## WHAT IS REQUIRED:
From the entries below, gather every line containing the string "JSON".
═════ EXTRACTED MATERIAL ═════
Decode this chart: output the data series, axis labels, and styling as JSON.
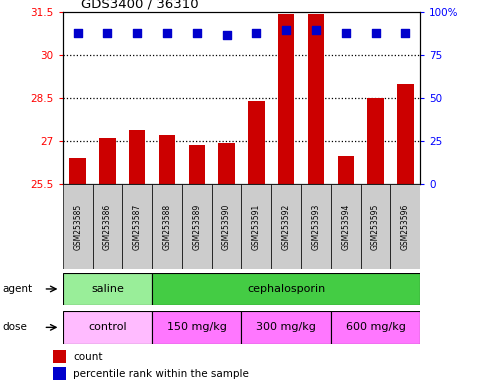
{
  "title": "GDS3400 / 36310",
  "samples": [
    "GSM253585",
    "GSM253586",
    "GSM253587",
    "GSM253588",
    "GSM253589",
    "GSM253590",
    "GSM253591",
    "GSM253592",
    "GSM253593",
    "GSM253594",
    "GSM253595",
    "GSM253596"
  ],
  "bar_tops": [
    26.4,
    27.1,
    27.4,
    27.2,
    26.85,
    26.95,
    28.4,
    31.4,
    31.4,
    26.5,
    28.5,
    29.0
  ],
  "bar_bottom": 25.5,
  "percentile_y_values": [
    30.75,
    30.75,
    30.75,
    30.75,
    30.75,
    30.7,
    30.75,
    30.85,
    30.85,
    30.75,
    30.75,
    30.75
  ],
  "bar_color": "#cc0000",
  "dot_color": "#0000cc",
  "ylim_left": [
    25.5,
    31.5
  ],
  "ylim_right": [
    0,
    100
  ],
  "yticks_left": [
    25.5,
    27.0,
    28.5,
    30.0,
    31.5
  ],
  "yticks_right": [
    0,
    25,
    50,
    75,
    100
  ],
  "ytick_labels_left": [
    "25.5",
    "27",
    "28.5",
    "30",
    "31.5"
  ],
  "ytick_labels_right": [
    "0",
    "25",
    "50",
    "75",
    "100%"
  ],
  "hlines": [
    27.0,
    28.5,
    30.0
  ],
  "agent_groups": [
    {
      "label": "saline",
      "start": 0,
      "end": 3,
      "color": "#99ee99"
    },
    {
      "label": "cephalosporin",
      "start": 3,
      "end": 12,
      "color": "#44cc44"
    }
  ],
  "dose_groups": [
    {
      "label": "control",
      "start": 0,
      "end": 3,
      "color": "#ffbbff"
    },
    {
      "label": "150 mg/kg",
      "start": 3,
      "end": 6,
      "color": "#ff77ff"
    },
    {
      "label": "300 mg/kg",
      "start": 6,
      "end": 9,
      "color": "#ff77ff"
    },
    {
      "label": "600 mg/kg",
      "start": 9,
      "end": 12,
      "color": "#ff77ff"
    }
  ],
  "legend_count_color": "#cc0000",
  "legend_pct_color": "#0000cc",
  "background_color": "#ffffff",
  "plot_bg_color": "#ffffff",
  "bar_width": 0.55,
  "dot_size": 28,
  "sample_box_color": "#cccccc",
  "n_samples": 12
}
═════
═════ EXTRACTED MATERIAL ═════
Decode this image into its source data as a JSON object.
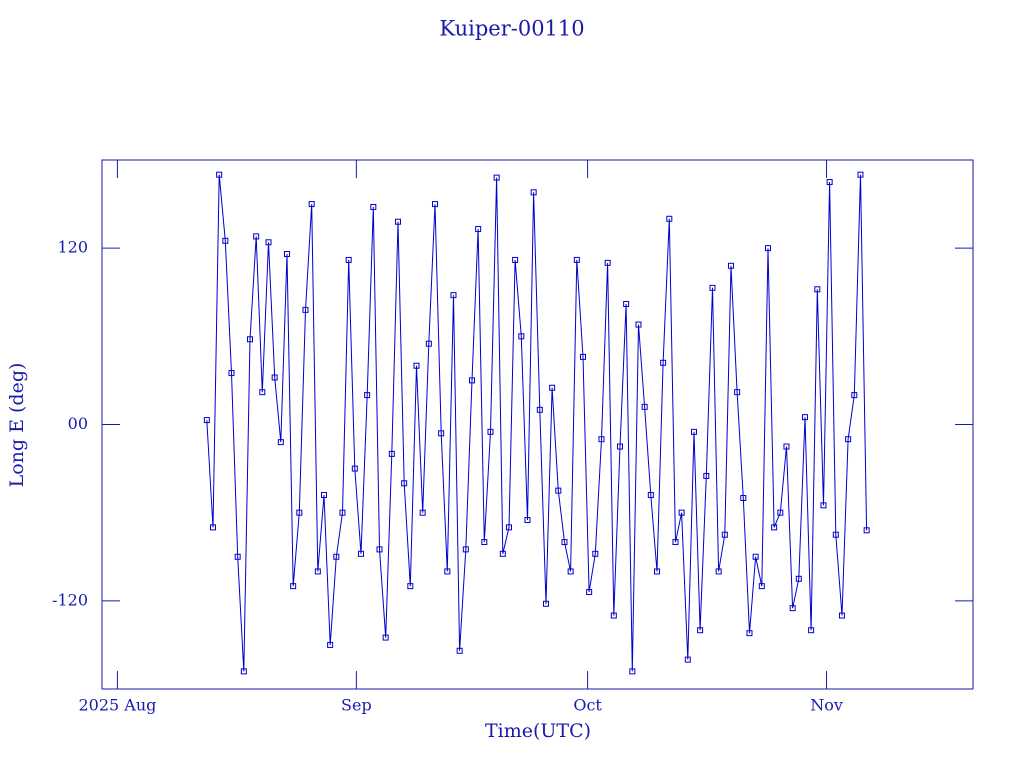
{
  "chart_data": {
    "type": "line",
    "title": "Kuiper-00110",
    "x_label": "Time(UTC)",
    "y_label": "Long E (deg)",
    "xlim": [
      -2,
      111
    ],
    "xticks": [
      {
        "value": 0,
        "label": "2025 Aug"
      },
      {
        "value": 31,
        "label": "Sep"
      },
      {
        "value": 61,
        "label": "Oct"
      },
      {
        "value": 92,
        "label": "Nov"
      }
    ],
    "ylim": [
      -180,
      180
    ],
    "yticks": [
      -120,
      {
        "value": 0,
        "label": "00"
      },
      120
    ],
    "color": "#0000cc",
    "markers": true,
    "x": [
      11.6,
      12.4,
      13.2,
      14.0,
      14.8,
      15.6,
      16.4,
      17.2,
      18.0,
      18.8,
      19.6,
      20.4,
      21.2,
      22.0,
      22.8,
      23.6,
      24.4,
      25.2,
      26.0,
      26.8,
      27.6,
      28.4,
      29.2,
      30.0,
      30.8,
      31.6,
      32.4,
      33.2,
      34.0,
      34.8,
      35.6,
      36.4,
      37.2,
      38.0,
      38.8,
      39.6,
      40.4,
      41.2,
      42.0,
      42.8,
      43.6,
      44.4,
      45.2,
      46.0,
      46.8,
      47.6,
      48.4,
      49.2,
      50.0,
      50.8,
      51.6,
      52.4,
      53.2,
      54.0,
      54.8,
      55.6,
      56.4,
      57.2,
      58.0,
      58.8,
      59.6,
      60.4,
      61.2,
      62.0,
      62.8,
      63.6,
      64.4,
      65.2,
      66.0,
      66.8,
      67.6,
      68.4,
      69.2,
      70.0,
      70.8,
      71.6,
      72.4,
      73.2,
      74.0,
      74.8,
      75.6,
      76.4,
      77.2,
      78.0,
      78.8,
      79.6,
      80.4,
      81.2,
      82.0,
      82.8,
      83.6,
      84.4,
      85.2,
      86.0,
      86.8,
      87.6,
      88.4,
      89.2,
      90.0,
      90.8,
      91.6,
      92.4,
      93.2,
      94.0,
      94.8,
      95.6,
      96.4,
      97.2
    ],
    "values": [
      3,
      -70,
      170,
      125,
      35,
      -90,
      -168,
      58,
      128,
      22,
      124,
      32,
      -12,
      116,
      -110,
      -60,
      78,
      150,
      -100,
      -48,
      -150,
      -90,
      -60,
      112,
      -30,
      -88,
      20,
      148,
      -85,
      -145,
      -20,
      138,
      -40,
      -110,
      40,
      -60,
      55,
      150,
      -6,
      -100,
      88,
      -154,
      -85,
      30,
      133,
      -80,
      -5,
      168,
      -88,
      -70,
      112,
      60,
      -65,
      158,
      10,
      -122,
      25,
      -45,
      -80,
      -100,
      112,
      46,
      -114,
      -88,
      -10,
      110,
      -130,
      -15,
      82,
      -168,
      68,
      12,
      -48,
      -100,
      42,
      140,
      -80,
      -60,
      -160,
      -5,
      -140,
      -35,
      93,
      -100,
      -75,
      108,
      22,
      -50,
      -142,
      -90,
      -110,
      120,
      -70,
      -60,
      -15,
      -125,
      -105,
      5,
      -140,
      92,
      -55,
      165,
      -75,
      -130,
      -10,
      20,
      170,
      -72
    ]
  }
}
═════
## THE SOLUTION:
Decode this chart: output the data series, axis labels, and styling as JSON.
Decode this image into its source data as a JSON object.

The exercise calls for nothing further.